> _ИЗБРАННЫЙ ОТРЫВОК_
* * * *
В наших записях есть также ряд внутренне связанных между собой легенд о городе Кыштыме Челябинской области, в которых также реализована идея соборности. В одной из легенд рассказывается о событиях, предшествовавших основанию города. По фольклорным представлениям, Кыштым основал один из Демидовых, именно он и выбрал место для города. По легенде, Демидов «остановился на ночлег и велел срубить самую большую сосну для обеденного стола». Отдав должное телесному, основатель обращается к заботам о высоком, духовном и приказывает «на месте, где была срублена сосна, построить церковь» (Архив ЧГПУ; зап. М. М. Радаевой в 2007 году в г. Кыштыме от П. С. Бызгу, 1990 г.р.). Идея понятна, ведь храм божий строят для того, чтобы туда приходили люди, ощущали свою общность, единство с богом, гармонизировали себя в соответствии с высокими помыслами и праведно жили.
Именно поэтому, когда в другом повествовании рассказывается о метеорите, который, якобы, падал на Кыштым, на город «он не упал - церкви стояли крестом. Он несколько лет держался над нашим городом, но так и не упал. Крест не дал ему на нас упасть» (Архив ЧГПУ; зап. М. М. Радаевой в 2007 году от Е. Д. Пановой, 1995 г.р.). Сила креста не могла бы распространиться на город, если бы его жители были разобщены, жили не в соответствии с заповедями человеческими и божьими. Такова мысль, стоящая за этими повествованиями.
В другом предании, примыкающем к рассмотренным выше, со всей определенностью говорится о значимости преемственности традиций: священники во время гражданской войны стремятся сохранить школу как место передачи знаний и духовных ценностей. «Когда хоронили какого-то священнослужителя, рыли ему могилу, это же все на территории церкви происходит, они нашли школу. Стали в архивах выяснять, оказалось, что когда при гражданской войне церкви стали закрывать, то вот эту школу священнослужители зарыли, и она сохранилась» (Архив ЧГПУ; зап. С. С. Романцовым в 2007 году в г. Кыштыме Челяб. обл. от Е.Д. Пановой, 1995 г.р.).
* * * *
> _КОРОТКОЕ ЗАДАНИЕ 1_
Ответьте по тексту о легендах Кыштыма:
(a) Кто, по фольклорным представлениям, основал Кыштым?
(b) Что, согласно повествованию о метеорите, не дало ему упасть на город?
(c) Что зарыли священнослужители, когда при гражданской войне стали закрывать церкви?
> _КОРОТКОЕ ЗАДАНИЕ 2_
Сократите абзац текста о легендах Кыштыма, начинающийся словами «Именно поэтому, когда в другом повествовании», сохранив его основные факты.
> _КОРОТКОЕ ЗАДАНИЕ 3_
Выведите без изменений фрагмент текста о легендах Кыштыма, начиная со слов «Именно поэтому, когда» и вниз до слов «за этими повествованиями.» включительно.

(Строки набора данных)
* * * *
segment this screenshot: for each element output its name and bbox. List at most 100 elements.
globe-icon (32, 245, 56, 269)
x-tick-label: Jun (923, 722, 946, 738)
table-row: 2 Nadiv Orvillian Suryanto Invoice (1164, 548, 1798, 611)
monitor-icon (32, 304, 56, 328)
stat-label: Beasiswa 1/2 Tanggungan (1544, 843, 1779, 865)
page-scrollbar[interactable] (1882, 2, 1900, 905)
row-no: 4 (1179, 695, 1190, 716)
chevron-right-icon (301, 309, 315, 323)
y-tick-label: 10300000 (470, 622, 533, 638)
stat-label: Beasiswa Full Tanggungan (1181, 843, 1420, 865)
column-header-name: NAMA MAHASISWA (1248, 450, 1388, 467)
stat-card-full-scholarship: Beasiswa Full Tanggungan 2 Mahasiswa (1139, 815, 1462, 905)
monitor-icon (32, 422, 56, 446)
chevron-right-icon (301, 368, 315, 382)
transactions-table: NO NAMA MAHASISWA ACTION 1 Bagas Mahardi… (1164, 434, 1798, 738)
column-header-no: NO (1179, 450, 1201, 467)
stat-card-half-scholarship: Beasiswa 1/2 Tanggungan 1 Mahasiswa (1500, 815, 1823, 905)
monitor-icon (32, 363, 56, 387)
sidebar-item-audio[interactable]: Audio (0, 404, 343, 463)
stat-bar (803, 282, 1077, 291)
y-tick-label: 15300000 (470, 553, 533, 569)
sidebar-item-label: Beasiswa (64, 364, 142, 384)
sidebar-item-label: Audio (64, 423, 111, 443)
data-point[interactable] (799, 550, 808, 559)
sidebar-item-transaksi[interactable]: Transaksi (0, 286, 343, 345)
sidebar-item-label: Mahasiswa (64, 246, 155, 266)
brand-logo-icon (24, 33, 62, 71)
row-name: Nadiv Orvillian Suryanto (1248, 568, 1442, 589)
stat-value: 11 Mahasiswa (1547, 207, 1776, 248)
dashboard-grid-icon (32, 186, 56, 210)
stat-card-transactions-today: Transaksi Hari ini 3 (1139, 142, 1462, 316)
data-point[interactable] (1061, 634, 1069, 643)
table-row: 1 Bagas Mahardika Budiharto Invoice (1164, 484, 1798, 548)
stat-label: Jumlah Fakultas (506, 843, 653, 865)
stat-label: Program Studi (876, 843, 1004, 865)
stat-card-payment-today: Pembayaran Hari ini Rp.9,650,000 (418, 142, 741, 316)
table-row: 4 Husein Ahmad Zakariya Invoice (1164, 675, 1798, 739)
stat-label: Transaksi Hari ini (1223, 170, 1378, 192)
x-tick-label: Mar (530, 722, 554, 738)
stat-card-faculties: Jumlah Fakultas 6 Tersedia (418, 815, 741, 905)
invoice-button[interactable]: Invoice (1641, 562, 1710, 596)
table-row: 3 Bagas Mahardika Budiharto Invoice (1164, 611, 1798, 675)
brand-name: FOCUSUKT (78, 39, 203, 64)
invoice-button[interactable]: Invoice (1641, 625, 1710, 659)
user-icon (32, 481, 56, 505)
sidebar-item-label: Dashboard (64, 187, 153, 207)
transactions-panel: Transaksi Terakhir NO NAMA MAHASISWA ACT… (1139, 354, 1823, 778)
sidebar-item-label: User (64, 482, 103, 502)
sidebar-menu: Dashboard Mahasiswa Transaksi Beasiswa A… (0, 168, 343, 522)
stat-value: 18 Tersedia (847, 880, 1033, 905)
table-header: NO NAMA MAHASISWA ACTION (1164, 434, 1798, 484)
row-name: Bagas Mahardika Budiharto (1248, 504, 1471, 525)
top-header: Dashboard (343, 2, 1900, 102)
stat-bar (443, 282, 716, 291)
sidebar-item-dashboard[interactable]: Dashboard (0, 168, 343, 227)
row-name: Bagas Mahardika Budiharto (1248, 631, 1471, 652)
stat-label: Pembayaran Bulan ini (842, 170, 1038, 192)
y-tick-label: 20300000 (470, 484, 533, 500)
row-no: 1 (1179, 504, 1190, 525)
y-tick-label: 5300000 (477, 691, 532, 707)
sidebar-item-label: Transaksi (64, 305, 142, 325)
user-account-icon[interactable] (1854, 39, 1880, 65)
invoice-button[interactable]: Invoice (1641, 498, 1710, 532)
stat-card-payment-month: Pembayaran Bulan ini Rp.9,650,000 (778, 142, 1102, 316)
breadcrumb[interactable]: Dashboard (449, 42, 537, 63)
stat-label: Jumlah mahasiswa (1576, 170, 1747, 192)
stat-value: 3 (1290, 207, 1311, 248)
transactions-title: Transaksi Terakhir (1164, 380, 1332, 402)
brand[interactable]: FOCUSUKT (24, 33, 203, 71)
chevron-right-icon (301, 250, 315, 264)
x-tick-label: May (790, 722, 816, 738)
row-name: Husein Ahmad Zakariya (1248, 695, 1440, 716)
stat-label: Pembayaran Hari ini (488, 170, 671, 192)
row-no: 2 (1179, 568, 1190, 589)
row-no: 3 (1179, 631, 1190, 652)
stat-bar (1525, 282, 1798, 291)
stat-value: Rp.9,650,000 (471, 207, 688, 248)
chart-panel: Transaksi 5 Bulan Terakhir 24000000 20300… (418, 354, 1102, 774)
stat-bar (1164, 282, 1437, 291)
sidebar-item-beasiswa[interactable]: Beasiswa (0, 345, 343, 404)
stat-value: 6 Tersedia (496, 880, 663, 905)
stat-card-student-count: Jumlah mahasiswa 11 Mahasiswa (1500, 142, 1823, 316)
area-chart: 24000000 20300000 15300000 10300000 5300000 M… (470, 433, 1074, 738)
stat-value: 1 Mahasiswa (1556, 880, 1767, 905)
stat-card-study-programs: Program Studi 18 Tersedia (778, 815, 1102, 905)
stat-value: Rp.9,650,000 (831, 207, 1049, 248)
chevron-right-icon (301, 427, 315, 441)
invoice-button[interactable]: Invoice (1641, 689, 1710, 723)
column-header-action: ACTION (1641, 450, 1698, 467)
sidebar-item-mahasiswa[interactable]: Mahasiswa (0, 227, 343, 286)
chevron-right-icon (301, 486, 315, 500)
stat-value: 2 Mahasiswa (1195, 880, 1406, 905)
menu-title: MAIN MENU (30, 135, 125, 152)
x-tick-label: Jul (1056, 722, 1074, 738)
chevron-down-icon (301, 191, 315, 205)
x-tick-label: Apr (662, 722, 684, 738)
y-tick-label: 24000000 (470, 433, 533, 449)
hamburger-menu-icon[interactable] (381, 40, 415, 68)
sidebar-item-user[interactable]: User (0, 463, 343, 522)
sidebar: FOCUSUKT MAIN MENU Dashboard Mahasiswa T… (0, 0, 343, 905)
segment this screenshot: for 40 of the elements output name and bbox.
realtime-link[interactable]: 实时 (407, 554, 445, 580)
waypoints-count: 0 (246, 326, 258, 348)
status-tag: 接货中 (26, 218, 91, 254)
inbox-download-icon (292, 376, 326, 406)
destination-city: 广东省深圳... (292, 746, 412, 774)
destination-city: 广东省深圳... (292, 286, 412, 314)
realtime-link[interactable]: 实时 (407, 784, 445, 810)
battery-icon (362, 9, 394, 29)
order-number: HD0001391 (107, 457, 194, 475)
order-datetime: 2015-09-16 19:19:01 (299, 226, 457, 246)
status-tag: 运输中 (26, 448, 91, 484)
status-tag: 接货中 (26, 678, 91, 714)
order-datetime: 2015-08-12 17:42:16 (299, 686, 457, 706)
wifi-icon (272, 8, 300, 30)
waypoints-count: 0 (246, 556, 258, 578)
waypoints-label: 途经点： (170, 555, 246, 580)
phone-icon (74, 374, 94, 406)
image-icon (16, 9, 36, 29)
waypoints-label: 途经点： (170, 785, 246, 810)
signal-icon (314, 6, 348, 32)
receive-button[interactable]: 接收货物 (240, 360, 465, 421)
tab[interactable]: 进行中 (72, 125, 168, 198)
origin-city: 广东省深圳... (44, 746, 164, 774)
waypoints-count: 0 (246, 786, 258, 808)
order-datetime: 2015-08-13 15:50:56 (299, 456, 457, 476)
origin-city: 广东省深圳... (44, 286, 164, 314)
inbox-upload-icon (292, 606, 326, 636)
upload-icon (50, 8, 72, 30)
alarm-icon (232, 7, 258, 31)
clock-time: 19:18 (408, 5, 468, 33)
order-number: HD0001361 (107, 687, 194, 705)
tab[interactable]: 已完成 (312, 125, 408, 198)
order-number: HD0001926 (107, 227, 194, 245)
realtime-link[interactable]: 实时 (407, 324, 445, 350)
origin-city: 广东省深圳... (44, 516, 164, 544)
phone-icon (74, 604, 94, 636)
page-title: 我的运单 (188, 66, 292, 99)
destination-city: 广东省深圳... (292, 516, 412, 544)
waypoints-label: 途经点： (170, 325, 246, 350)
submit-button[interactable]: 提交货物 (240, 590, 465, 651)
* * * *
> _ПРАВИЛЬНЫЙ РЕЗУЛЬТАТ 1_
(a) Один из Демидовых.
(b) Крест: церкви в городе стояли крестом.
(c) Школу.

> _ПРАВИЛЬНЫЙ РЕЗУЛЬТАТ 2_
В другом повествовании метеорит, якобы падавший на Кыштым, несколько лет держался над городом, но так и не упал, потому что церкви стояли крестом и крест его удержал. Сила креста не распространилась бы на город, если бы жители были разобщены и жили не по заповедям человеческим и божьим.

> _ПРАВИЛЬНЫЙ РЕЗУЛЬТАТ 3_
Именно поэтому, когда в другом повествовании рассказывается о метеорите, который, якобы, падал на Кыштым, на город «он не упал - церкви стояли крестом. Он несколько лет держался над нашим городом, но так и не упал. Крест не дал ему на нас упасть» (Архив ЧГПУ; зап. М. М. Радаевой в 2007 году от Е. Д. Пановой, 1995 г.р.). Сила креста не могла бы распространиться на город, если бы его жители были разобщены, жили не в соответствии с заповедями человеческими и божьими. Такова мысль, стоящая за этими повествованиями.